What the task asks
Skip every image and restate the data word for word.

[Data listing]
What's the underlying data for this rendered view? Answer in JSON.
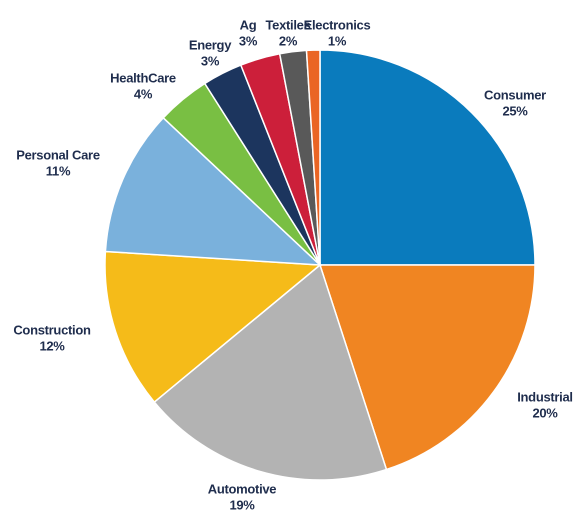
{
  "chart_data": {
    "type": "pie",
    "categories": [
      "Consumer",
      "Industrial",
      "Automotive",
      "Construction",
      "Personal Care",
      "HealthCare",
      "Energy",
      "Ag",
      "Textiles",
      "Electronics"
    ],
    "values": [
      25,
      20,
      19,
      12,
      11,
      4,
      3,
      3,
      2,
      1
    ],
    "value_labels": [
      "25%",
      "20%",
      "19%",
      "12%",
      "11%",
      "4%",
      "3%",
      "3%",
      "2%",
      "1%"
    ],
    "colors": [
      "#0a7bbd",
      "#f08522",
      "#b3b3b3",
      "#f5bb19",
      "#7ab1dc",
      "#79bf43",
      "#1c355e",
      "#cc1f3a",
      "#595959",
      "#ea6524"
    ]
  }
}
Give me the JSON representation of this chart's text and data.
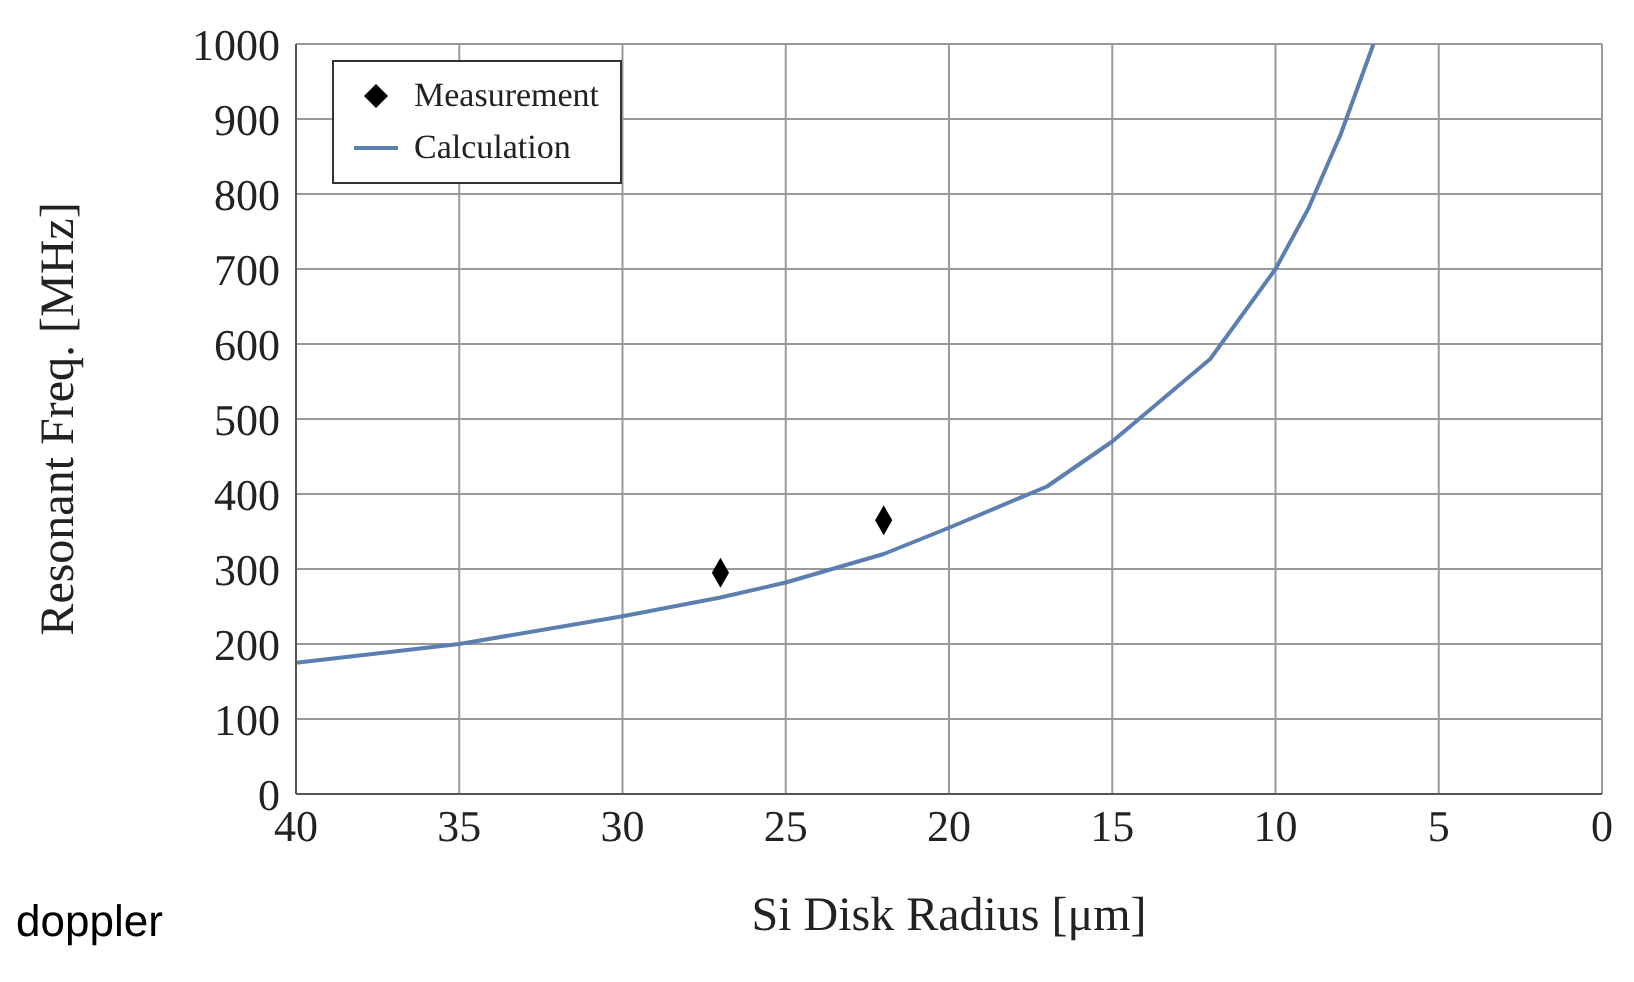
{
  "chart_data": {
    "type": "scatter",
    "xlabel": "Si Disk Radius [μm]",
    "ylabel": "Resonant Freq. [MHz]",
    "xlim": [
      40,
      0
    ],
    "xticks": [
      40,
      35,
      30,
      25,
      20,
      15,
      10,
      5,
      0
    ],
    "ylim": [
      0,
      1000
    ],
    "yticks": [
      0,
      100,
      200,
      300,
      400,
      500,
      600,
      700,
      800,
      900,
      1000
    ],
    "grid": true,
    "legend": "top left",
    "annotations": [
      "doppler"
    ],
    "series": [
      {
        "name": "Measurement",
        "marker": "diamond",
        "color": "#000000",
        "x": [
          27,
          22
        ],
        "values": [
          295,
          365
        ]
      },
      {
        "name": "Calculation",
        "type": "line",
        "marker": "none",
        "color": "#5b7fb0",
        "x": [
          40,
          35,
          30,
          27,
          25,
          22,
          20,
          17,
          15,
          12,
          10,
          9,
          8,
          7
        ],
        "values": [
          175,
          200,
          237,
          262,
          282,
          320,
          355,
          410,
          470,
          580,
          700,
          780,
          880,
          1000
        ]
      }
    ]
  }
}
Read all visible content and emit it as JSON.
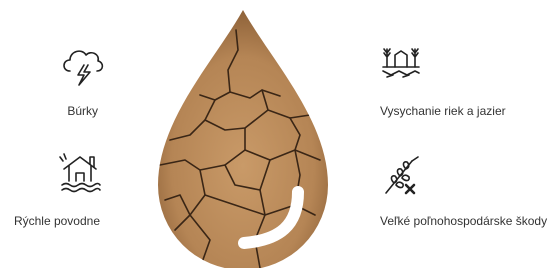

Problem solution
What's the underlying data for this rendered view? Answer in JSON.
{
  "chart_data": {
    "type": "pie",
    "categories": [
      "Consumer",
      "Industrial",
      "Automotive",
      "Construction",
      "Personal Care",
      "HealthCare",
      "Energy",
      "Ag",
      "Textiles",
      "Electronics"
    ],
    "values": [
      25,
      20,
      19,
      12,
      11,
      4,
      3,
      3,
      2,
      1
    ],
    "value_labels": [
      "25%",
      "20%",
      "19%",
      "12%",
      "11%",
      "4%",
      "3%",
      "3%",
      "2%",
      "1%"
    ],
    "colors": [
      "#0a7bbd",
      "#f08522",
      "#b3b3b3",
      "#f5bb19",
      "#7ab1dc",
      "#79bf43",
      "#1c355e",
      "#cc1f3a",
      "#595959",
      "#ea6524"
    ]
  }
}
Give me the JSON representation of this chart's text and data.
{
  "chart_data": {
    "type": "scatter",
    "xlabel": "Si Disk Radius [μm]",
    "ylabel": "Resonant Freq. [MHz]",
    "xlim": [
      40,
      0
    ],
    "xticks": [
      40,
      35,
      30,
      25,
      20,
      15,
      10,
      5,
      0
    ],
    "ylim": [
      0,
      1000
    ],
    "yticks": [
      0,
      100,
      200,
      300,
      400,
      500,
      600,
      700,
      800,
      900,
      1000
    ],
    "grid": true,
    "legend": "top left",
    "annotations": [
      "doppler"
    ],
    "series": [
      {
        "name": "Measurement",
        "marker": "diamond",
        "color": "#000000",
        "x": [
          27,
          22
        ],
        "values": [
          295,
          365
        ]
      },
      {
        "name": "Calculation",
        "type": "line",
        "marker": "none",
        "color": "#5b7fb0",
        "x": [
          40,
          35,
          30,
          27,
          25,
          22,
          20,
          17,
          15,
          12,
          10,
          9,
          8,
          7
        ],
        "values": [
          175,
          200,
          237,
          262,
          282,
          320,
          355,
          410,
          470,
          580,
          700,
          780,
          880,
          1000
        ]
      }
    ]
  }
}
Read all visible content and emit it as JSON.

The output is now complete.